*** DATASET ROWS
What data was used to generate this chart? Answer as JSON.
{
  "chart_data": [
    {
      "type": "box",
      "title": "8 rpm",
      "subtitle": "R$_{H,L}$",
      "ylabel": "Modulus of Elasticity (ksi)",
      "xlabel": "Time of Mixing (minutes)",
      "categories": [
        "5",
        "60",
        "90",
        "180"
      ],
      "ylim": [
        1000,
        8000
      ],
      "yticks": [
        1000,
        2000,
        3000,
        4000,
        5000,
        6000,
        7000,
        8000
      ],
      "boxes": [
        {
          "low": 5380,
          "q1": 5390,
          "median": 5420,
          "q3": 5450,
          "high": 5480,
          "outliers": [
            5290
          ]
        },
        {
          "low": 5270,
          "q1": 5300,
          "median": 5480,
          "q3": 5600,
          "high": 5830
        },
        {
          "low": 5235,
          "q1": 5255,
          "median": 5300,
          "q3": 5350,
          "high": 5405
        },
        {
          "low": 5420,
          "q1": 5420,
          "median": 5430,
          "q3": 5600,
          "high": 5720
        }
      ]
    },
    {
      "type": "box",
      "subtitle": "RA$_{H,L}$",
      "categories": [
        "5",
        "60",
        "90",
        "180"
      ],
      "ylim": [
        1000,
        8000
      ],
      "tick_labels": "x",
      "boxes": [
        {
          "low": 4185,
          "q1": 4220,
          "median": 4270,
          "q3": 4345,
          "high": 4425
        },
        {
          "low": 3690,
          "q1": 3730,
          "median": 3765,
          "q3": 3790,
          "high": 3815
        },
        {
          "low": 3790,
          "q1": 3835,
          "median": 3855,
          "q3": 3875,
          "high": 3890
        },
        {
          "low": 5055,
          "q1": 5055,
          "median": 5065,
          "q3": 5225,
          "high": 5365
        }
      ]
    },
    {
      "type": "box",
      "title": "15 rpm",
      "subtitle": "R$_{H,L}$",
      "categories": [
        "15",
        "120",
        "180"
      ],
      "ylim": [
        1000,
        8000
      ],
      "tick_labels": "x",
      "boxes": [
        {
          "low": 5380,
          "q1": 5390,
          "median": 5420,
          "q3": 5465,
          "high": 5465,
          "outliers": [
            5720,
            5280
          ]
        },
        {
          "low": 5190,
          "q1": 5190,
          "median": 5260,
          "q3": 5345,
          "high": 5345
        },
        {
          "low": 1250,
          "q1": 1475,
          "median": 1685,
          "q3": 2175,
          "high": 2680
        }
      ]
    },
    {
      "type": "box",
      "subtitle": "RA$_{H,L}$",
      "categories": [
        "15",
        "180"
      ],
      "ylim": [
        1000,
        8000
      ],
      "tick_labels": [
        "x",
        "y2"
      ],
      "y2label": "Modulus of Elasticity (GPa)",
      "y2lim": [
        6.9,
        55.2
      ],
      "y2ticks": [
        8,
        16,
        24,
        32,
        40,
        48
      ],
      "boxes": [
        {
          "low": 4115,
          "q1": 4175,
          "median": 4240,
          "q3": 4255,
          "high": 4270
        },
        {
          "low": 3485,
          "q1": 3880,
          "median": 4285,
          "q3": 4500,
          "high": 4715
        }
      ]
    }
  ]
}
******
*** DATASET ROWS
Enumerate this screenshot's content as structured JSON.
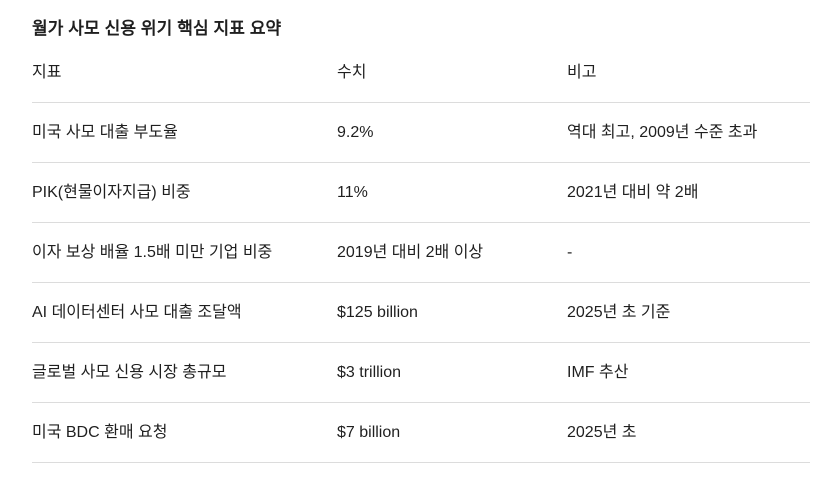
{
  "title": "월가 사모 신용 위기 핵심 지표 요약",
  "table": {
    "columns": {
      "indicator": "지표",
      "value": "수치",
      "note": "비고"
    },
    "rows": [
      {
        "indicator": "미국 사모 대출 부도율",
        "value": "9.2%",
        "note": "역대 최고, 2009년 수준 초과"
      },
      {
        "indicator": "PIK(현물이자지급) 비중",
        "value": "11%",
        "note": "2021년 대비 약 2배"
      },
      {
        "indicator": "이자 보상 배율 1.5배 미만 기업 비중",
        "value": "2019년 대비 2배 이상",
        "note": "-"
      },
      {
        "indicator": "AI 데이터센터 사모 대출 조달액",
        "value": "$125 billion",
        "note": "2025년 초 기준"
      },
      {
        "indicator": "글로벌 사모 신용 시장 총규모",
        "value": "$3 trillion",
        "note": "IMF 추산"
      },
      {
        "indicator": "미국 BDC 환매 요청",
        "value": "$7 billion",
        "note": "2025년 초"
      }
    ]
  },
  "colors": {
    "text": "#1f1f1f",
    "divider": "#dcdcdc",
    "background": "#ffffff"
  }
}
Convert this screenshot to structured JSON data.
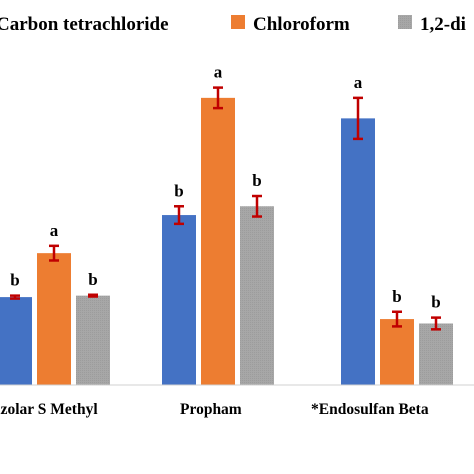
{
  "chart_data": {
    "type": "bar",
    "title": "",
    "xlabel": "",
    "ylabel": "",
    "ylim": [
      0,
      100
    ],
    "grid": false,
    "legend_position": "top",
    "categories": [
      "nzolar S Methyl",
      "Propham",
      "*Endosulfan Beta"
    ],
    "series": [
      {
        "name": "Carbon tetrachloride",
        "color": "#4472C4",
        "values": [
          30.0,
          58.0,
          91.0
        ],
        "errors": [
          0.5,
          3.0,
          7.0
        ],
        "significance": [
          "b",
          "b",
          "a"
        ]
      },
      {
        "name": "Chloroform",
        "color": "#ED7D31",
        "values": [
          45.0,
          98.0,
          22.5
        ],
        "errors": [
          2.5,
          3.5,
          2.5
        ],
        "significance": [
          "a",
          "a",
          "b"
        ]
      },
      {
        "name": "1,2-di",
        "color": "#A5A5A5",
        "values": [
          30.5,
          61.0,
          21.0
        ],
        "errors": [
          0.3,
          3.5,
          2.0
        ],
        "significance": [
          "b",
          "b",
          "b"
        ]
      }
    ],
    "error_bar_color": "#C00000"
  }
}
******
→ EXERCISE DIRECTIONS
Tally up how many lines in the preceding listing contain the word "Modulus". Give nothing but the number.

→ ANSWER TO THE TASK
2